═════ DATASET
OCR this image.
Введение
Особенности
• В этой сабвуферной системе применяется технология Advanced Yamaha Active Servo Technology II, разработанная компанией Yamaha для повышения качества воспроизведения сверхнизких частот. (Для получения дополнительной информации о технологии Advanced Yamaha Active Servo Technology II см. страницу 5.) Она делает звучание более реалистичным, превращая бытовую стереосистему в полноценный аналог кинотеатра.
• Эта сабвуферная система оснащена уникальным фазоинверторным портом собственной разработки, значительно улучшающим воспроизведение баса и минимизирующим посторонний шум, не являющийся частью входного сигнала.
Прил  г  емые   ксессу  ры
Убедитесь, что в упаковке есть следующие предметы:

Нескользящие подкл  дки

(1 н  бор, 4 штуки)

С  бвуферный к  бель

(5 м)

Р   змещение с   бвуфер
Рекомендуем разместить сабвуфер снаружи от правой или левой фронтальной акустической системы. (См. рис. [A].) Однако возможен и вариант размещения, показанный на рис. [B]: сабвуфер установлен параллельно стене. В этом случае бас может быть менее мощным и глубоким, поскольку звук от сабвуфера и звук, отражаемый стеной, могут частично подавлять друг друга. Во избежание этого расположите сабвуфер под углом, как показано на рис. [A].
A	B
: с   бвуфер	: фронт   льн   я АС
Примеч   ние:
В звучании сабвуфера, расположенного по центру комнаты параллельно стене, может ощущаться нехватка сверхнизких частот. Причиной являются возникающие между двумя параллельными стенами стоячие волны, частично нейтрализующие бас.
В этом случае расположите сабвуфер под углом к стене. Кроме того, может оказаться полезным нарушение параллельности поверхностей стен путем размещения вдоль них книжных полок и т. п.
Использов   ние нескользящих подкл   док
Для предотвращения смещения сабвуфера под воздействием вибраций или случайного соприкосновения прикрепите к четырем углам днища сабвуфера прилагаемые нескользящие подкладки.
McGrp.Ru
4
══════════
### EXERCISE TASK
Your reply is one number: how many lines of the records above contain the word "частично".

### SOLUTION TO THIS TASK
2